Figure content listings
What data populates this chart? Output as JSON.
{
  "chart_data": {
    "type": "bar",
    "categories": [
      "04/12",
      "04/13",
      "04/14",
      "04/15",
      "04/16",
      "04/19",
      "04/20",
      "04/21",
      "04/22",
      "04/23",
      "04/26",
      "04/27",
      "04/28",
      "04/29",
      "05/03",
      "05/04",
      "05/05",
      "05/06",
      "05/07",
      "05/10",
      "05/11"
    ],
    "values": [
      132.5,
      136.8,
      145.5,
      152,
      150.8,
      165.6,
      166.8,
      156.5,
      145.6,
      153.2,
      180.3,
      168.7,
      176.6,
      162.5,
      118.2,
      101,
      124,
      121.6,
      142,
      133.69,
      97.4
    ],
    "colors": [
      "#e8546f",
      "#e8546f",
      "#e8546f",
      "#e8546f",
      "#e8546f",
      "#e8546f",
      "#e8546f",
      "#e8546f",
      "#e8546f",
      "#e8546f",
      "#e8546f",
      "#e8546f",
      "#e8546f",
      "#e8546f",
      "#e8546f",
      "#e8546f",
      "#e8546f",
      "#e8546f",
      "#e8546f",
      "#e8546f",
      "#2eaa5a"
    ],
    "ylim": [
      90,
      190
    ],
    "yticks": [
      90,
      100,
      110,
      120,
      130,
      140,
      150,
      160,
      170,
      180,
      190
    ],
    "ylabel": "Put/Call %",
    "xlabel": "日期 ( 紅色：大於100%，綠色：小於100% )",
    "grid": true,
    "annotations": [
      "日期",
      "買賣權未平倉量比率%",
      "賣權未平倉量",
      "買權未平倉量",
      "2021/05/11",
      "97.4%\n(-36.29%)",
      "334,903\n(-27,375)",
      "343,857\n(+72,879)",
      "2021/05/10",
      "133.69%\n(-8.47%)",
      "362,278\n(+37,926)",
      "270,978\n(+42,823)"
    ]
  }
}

* * *

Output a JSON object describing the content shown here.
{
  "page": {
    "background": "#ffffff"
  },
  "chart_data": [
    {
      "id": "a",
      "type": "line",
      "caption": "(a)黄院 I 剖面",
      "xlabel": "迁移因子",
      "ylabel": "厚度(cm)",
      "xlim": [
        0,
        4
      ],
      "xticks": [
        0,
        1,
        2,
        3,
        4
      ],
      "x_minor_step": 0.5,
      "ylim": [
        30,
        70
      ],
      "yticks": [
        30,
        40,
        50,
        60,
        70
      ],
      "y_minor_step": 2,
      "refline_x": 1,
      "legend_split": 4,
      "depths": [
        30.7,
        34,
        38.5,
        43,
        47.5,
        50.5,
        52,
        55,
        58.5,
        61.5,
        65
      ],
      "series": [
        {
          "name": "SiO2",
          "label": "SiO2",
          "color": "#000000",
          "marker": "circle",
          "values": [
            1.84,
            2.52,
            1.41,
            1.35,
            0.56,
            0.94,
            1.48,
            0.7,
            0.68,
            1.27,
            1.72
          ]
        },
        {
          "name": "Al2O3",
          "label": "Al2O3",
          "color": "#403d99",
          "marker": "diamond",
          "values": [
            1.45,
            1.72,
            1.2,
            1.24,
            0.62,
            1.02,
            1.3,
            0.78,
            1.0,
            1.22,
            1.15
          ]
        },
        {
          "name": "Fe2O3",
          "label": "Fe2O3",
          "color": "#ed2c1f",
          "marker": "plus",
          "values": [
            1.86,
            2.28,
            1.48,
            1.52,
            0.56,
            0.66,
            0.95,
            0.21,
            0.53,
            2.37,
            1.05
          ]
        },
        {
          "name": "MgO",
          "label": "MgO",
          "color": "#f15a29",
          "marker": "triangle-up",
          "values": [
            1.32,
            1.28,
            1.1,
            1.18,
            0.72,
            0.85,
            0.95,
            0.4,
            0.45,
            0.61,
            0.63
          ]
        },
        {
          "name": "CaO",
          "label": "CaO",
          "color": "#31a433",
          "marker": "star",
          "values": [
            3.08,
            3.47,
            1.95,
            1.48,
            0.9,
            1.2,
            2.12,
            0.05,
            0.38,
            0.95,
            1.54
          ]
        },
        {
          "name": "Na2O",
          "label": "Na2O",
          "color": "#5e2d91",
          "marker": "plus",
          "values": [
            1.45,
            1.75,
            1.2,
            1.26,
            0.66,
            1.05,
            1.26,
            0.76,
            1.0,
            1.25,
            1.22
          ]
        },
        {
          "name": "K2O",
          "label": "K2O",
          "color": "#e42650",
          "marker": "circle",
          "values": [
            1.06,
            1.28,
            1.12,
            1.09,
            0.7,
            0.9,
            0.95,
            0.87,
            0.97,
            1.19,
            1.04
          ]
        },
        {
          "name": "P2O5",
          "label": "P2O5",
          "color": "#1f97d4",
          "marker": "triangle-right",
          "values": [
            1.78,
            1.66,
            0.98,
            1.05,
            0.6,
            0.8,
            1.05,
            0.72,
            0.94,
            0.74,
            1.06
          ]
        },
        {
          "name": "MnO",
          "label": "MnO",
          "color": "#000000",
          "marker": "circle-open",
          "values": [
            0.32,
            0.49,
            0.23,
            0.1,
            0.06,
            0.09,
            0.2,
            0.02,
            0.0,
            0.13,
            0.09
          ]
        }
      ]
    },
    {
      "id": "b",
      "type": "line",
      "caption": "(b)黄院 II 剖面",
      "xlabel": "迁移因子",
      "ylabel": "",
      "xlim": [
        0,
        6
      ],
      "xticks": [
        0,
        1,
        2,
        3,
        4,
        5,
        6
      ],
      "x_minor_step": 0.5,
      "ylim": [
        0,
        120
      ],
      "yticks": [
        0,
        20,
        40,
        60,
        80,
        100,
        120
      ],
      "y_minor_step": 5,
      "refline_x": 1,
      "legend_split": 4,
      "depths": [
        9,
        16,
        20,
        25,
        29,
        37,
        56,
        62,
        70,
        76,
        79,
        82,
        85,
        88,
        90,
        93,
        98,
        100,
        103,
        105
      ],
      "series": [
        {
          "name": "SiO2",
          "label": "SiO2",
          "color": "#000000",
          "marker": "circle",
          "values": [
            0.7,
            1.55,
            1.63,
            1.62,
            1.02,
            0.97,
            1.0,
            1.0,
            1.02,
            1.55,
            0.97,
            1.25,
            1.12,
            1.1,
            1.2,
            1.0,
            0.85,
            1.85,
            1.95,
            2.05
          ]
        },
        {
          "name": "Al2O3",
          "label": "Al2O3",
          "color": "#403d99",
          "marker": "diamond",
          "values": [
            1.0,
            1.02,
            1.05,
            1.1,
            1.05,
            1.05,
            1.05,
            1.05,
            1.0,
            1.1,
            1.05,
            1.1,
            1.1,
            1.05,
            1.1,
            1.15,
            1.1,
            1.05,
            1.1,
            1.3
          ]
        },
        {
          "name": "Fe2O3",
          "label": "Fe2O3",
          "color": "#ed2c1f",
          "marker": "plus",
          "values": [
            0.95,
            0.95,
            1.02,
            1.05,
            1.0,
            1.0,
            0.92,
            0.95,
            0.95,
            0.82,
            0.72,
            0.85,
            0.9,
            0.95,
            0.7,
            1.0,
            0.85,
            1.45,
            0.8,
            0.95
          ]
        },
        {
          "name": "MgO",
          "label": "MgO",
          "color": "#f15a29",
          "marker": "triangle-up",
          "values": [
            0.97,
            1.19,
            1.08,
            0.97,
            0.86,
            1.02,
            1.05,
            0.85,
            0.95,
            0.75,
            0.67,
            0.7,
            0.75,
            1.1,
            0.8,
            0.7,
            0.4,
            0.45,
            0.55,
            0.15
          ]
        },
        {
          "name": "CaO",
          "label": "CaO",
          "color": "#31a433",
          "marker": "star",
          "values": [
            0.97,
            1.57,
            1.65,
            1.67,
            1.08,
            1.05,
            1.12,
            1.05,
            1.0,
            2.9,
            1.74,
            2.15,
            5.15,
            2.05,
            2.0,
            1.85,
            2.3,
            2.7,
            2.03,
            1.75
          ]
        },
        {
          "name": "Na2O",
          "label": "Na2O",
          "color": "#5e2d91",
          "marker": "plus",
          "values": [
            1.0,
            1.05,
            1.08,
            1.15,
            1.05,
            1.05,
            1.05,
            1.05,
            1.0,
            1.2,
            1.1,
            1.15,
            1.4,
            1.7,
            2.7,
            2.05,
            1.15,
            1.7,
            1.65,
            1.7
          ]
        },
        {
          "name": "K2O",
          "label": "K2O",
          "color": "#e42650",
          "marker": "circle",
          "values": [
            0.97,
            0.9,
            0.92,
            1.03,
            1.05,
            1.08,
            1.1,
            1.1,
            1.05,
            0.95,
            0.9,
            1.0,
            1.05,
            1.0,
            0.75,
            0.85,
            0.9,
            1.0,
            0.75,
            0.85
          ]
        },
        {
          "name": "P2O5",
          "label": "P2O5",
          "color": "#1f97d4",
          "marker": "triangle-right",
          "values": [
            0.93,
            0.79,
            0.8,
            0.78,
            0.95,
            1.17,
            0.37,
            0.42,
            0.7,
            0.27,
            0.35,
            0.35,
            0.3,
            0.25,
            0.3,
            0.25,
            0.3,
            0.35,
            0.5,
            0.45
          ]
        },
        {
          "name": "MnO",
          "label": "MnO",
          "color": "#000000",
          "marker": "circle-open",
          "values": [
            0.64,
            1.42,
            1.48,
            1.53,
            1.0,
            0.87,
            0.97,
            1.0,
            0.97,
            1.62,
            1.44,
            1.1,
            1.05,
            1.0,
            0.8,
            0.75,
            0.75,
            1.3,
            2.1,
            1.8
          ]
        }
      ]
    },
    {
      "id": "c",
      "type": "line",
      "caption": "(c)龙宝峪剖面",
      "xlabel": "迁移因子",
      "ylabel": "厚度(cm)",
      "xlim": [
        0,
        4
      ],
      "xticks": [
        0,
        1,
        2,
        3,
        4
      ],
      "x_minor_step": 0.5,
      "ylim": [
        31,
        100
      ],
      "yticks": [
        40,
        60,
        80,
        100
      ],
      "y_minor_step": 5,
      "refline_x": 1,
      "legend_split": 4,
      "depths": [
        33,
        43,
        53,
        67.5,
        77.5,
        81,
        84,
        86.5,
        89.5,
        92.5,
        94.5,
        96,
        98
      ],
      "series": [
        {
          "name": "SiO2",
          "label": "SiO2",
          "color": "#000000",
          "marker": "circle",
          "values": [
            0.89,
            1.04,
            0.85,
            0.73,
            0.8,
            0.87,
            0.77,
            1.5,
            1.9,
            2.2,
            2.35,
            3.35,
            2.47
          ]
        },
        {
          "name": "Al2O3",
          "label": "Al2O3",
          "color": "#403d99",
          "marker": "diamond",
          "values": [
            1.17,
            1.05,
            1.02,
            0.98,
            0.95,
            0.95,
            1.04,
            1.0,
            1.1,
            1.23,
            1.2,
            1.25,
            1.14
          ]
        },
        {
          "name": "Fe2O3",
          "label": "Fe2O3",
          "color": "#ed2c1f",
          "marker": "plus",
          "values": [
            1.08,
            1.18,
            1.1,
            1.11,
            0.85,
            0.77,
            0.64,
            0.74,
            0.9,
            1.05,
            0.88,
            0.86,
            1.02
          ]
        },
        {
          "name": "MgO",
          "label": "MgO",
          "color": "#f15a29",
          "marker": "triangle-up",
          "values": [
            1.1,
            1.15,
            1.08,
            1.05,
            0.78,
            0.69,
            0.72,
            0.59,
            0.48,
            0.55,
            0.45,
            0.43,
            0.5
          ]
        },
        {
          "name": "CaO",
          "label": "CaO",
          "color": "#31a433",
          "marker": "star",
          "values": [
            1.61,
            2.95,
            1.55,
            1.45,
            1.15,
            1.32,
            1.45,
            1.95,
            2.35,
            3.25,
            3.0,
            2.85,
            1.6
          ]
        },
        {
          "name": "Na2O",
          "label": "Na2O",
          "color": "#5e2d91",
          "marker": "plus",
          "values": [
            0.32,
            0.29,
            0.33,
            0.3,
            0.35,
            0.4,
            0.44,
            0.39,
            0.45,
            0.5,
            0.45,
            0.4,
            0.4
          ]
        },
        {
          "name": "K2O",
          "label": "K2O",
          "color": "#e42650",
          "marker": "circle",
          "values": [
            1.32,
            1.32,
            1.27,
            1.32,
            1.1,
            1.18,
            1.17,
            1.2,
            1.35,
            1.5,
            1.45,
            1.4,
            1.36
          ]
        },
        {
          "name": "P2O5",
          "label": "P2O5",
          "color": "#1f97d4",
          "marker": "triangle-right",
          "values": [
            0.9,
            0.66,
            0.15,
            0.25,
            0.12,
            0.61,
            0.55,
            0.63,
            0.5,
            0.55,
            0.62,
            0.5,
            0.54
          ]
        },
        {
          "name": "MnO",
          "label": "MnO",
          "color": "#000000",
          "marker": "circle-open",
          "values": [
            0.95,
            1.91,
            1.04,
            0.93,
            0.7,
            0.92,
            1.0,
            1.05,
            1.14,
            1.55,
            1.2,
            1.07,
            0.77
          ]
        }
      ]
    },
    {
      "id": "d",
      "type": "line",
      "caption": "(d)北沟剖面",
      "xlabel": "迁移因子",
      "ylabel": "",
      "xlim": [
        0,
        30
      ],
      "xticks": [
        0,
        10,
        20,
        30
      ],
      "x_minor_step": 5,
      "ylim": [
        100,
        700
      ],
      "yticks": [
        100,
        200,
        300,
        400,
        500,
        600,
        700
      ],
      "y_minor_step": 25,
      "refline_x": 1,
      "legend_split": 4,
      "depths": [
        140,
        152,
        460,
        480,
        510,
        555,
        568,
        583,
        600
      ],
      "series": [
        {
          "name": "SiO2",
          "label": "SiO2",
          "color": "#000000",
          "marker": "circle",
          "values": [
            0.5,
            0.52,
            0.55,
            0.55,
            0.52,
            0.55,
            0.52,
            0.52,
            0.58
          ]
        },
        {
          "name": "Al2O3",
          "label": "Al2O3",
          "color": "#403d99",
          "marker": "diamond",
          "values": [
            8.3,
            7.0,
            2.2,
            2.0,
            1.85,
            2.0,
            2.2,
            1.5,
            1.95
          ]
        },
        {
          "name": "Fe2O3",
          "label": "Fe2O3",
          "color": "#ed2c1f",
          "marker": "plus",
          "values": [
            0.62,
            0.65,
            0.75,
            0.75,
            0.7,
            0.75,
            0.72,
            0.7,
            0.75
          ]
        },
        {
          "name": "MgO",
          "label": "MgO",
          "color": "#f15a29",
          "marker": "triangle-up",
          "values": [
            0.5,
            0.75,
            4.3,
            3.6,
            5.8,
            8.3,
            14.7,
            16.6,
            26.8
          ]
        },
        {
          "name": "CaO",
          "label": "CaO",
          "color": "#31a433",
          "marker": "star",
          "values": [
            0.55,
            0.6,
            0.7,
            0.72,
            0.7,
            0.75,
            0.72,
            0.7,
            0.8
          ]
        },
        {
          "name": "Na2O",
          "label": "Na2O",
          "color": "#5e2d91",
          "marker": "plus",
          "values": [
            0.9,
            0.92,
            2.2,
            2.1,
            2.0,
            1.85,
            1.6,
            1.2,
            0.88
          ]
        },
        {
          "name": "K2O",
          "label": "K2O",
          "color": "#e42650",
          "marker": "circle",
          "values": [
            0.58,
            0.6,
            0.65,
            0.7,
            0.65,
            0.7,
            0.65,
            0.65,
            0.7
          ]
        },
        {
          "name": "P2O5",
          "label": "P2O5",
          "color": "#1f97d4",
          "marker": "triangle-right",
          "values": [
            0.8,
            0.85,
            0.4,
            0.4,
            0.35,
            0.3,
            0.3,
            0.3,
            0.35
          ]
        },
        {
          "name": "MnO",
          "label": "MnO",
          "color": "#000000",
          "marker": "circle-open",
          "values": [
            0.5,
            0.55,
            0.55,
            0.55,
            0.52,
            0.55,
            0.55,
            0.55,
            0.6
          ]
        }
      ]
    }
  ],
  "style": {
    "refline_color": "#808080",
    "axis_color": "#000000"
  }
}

==

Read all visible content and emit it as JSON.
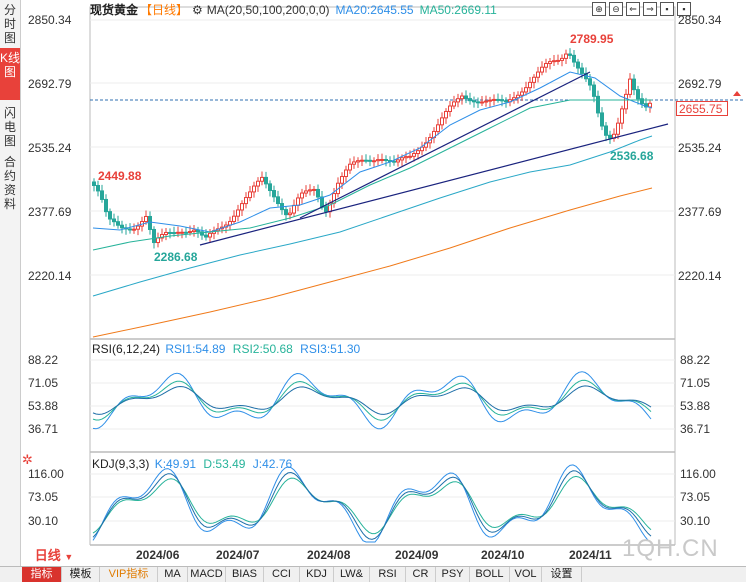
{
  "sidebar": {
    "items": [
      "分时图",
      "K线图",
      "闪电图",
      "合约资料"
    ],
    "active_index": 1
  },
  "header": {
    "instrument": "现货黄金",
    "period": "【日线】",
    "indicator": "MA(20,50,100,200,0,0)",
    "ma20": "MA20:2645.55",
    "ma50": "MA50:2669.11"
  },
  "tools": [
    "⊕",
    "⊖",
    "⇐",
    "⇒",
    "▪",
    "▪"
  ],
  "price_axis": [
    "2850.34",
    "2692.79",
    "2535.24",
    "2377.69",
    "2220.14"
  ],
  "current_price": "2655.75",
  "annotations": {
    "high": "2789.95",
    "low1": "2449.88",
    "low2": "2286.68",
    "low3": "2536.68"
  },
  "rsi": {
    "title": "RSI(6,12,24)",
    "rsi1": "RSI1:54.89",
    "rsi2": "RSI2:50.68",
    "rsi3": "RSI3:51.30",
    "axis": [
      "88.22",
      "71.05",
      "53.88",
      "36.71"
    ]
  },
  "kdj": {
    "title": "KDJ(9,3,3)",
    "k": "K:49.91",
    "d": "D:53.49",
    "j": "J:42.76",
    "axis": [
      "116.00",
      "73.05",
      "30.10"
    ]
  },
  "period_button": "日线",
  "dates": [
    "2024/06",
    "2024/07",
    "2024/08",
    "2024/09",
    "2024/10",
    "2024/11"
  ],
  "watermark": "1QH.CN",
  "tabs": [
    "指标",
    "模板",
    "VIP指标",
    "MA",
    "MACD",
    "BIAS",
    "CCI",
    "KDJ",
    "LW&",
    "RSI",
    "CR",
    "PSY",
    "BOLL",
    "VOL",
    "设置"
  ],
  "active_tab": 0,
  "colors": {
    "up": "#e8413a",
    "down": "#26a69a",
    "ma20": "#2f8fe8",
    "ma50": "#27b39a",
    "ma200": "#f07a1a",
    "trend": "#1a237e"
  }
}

**OBJECTIVE**
Gather each line from the entries above that includes the word "JSON".

**COMPLETED TASK**
What data populates this chart? Output as JSON.
Output a JSON object describing the content shown here.
Read all visible content and emit it as JSON.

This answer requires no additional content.